## Start Provided data

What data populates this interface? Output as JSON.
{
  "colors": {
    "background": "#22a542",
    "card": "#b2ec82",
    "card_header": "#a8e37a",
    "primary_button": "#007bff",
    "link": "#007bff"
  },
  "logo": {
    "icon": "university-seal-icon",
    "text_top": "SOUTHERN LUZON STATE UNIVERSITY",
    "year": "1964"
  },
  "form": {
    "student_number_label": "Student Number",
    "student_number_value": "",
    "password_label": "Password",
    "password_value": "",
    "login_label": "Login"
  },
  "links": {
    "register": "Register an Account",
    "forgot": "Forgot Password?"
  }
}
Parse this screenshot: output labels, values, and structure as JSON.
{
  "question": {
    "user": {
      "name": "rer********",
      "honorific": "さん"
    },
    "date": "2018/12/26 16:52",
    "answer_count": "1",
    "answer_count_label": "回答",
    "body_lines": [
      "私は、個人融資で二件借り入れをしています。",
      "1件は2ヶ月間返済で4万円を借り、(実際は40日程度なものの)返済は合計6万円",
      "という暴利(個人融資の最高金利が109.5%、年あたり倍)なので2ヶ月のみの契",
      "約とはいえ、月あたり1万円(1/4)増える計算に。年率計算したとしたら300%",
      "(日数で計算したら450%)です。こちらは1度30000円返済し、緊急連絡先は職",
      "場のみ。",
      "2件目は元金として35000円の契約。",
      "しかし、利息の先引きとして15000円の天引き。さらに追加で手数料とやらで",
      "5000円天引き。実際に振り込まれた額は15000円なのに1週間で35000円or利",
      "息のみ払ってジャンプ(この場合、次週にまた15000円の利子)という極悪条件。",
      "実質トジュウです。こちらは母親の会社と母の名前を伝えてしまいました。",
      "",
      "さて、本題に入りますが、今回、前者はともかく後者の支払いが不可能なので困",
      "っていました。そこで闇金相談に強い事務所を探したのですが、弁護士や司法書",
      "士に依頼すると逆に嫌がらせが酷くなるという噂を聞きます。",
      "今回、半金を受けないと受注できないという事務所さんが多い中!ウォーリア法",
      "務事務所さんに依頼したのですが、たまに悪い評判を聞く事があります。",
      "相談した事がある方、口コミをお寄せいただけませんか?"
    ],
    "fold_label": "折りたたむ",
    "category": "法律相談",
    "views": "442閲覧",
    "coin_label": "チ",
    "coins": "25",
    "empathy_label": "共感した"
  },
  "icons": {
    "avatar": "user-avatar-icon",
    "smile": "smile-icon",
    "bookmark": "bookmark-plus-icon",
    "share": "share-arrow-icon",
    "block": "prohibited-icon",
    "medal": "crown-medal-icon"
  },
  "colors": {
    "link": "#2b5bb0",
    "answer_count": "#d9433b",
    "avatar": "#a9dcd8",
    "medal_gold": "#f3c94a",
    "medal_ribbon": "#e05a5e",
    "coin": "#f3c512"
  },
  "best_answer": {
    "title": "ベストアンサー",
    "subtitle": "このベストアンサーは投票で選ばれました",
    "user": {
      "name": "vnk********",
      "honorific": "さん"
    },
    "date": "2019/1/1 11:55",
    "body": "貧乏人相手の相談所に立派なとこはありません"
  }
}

## End Provided data

**Written problem**
Print the records above exactly as they appear.

**Solution for this problem**
What data populates this interface? Output as JSON.
{
  "colors": {
    "background": "#22a542",
    "card": "#b2ec82",
    "card_header": "#a8e37a",
    "primary_button": "#007bff",
    "link": "#007bff"
  },
  "logo": {
    "icon": "university-seal-icon",
    "text_top": "SOUTHERN LUZON STATE UNIVERSITY",
    "year": "1964"
  },
  "form": {
    "student_number_label": "Student Number",
    "student_number_value": "",
    "password_label": "Password",
    "password_value": "",
    "login_label": "Login"
  },
  "links": {
    "register": "Register an Account",
    "forgot": "Forgot Password?"
  }
}
Parse this screenshot: output labels, values, and structure as JSON.
{
  "question": {
    "user": {
      "name": "rer********",
      "honorific": "さん"
    },
    "date": "2018/12/26 16:52",
    "answer_count": "1",
    "answer_count_label": "回答",
    "body_lines": [
      "私は、個人融資で二件借り入れをしています。",
      "1件は2ヶ月間返済で4万円を借り、(実際は40日程度なものの)返済は合計6万円",
      "という暴利(個人融資の最高金利が109.5%、年あたり倍)なので2ヶ月のみの契",
      "約とはいえ、月あたり1万円(1/4)増える計算に。年率計算したとしたら300%",
      "(日数で計算したら450%)です。こちらは1度30000円返済し、緊急連絡先は職",
      "場のみ。",
      "2件目は元金として35000円の契約。",
      "しかし、利息の先引きとして15000円の天引き。さらに追加で手数料とやらで",
      "5000円天引き。実際に振り込まれた額は15000円なのに1週間で35000円or利",
      "息のみ払ってジャンプ(この場合、次週にまた15000円の利子)という極悪条件。",
      "実質トジュウです。こちらは母親の会社と母の名前を伝えてしまいました。",
      "",
      "さて、本題に入りますが、今回、前者はともかく後者の支払いが不可能なので困",
      "っていました。そこで闇金相談に強い事務所を探したのですが、弁護士や司法書",
      "士に依頼すると逆に嫌がらせが酷くなるという噂を聞きます。",
      "今回、半金を受けないと受注できないという事務所さんが多い中!ウォーリア法",
      "務事務所さんに依頼したのですが、たまに悪い評判を聞く事があります。",
      "相談した事がある方、口コミをお寄せいただけませんか?"
    ],
    "fold_label": "折りたたむ",
    "category": "法律相談",
    "views": "442閲覧",
    "coin_label": "チ",
    "coins": "25",
    "empathy_label": "共感した"
  },
  "icons": {
    "avatar": "user-avatar-icon",
    "smile": "smile-icon",
    "bookmark": "bookmark-plus-icon",
    "share": "share-arrow-icon",
    "block": "prohibited-icon",
    "medal": "crown-medal-icon"
  },
  "colors": {
    "link": "#2b5bb0",
    "answer_count": "#d9433b",
    "avatar": "#a9dcd8",
    "medal_gold": "#f3c94a",
    "medal_ribbon": "#e05a5e",
    "coin": "#f3c512"
  },
  "best_answer": {
    "title": "ベストアンサー",
    "subtitle": "このベストアンサーは投票で選ばれました",
    "user": {
      "name": "vnk********",
      "honorific": "さん"
    },
    "date": "2019/1/1 11:55",
    "body": "貧乏人相手の相談所に立派なとこはありません"
  }
}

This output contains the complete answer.